• WORK TO COMPLETE
Give every line below again, exactly.

##### MATERIALS PROVIDED #####

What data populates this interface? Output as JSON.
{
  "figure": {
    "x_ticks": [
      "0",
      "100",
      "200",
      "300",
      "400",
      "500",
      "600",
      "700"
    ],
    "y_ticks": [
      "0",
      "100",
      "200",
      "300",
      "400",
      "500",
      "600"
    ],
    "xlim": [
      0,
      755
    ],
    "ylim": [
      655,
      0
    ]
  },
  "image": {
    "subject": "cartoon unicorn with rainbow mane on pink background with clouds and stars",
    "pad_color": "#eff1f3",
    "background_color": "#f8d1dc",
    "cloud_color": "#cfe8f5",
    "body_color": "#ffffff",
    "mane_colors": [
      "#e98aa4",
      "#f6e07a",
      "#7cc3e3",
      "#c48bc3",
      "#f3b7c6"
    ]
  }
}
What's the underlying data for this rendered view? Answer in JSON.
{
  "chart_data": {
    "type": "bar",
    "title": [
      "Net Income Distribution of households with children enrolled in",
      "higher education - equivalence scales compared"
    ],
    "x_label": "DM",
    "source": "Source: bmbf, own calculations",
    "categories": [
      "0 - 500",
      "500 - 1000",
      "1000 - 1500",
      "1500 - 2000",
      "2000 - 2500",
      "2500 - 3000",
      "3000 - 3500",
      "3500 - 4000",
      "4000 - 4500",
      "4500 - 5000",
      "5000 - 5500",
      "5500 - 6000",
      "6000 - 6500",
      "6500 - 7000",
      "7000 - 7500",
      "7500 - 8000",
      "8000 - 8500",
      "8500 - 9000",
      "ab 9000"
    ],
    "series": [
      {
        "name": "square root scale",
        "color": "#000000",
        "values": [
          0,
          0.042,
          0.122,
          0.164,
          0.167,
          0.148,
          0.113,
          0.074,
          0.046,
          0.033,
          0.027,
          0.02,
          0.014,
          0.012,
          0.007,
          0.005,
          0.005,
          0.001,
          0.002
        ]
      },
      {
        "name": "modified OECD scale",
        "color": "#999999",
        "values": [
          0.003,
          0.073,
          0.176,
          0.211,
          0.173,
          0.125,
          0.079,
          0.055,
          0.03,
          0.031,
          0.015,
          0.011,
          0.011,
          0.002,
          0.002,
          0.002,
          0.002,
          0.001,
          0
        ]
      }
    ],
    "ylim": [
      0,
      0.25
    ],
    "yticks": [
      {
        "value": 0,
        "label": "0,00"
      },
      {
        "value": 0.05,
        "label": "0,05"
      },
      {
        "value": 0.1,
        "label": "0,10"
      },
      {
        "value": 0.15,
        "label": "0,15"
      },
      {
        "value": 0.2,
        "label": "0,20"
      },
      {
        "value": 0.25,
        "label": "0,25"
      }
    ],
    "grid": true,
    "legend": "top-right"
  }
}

#####

• THE OUTPUT
What data populates this interface? Output as JSON.
{
  "figure": {
    "x_ticks": [
      "0",
      "100",
      "200",
      "300",
      "400",
      "500",
      "600",
      "700"
    ],
    "y_ticks": [
      "0",
      "100",
      "200",
      "300",
      "400",
      "500",
      "600"
    ],
    "xlim": [
      0,
      755
    ],
    "ylim": [
      655,
      0
    ]
  },
  "image": {
    "subject": "cartoon unicorn with rainbow mane on pink background with clouds and stars",
    "pad_color": "#eff1f3",
    "background_color": "#f8d1dc",
    "cloud_color": "#cfe8f5",
    "body_color": "#ffffff",
    "mane_colors": [
      "#e98aa4",
      "#f6e07a",
      "#7cc3e3",
      "#c48bc3",
      "#f3b7c6"
    ]
  }
}
What's the underlying data for this rendered view? Answer in JSON.
{
  "chart_data": {
    "type": "bar",
    "title": [
      "Net Income Distribution of households with children enrolled in",
      "higher education - equivalence scales compared"
    ],
    "x_label": "DM",
    "source": "Source: bmbf, own calculations",
    "categories": [
      "0 - 500",
      "500 - 1000",
      "1000 - 1500",
      "1500 - 2000",
      "2000 - 2500",
      "2500 - 3000",
      "3000 - 3500",
      "3500 - 4000",
      "4000 - 4500",
      "4500 - 5000",
      "5000 - 5500",
      "5500 - 6000",
      "6000 - 6500",
      "6500 - 7000",
      "7000 - 7500",
      "7500 - 8000",
      "8000 - 8500",
      "8500 - 9000",
      "ab 9000"
    ],
    "series": [
      {
        "name": "square root scale",
        "color": "#000000",
        "values": [
          0,
          0.042,
          0.122,
          0.164,
          0.167,
          0.148,
          0.113,
          0.074,
          0.046,
          0.033,
          0.027,
          0.02,
          0.014,
          0.012,
          0.007,
          0.005,
          0.005,
          0.001,
          0.002
        ]
      },
      {
        "name": "modified OECD scale",
        "color": "#999999",
        "values": [
          0.003,
          0.073,
          0.176,
          0.211,
          0.173,
          0.125,
          0.079,
          0.055,
          0.03,
          0.031,
          0.015,
          0.011,
          0.011,
          0.002,
          0.002,
          0.002,
          0.002,
          0.001,
          0
        ]
      }
    ],
    "ylim": [
      0,
      0.25
    ],
    "yticks": [
      {
        "value": 0,
        "label": "0,00"
      },
      {
        "value": 0.05,
        "label": "0,05"
      },
      {
        "value": 0.1,
        "label": "0,10"
      },
      {
        "value": 0.15,
        "label": "0,15"
      },
      {
        "value": 0.2,
        "label": "0,20"
      },
      {
        "value": 0.25,
        "label": "0,25"
      }
    ],
    "grid": true,
    "legend": "top-right"
  }
}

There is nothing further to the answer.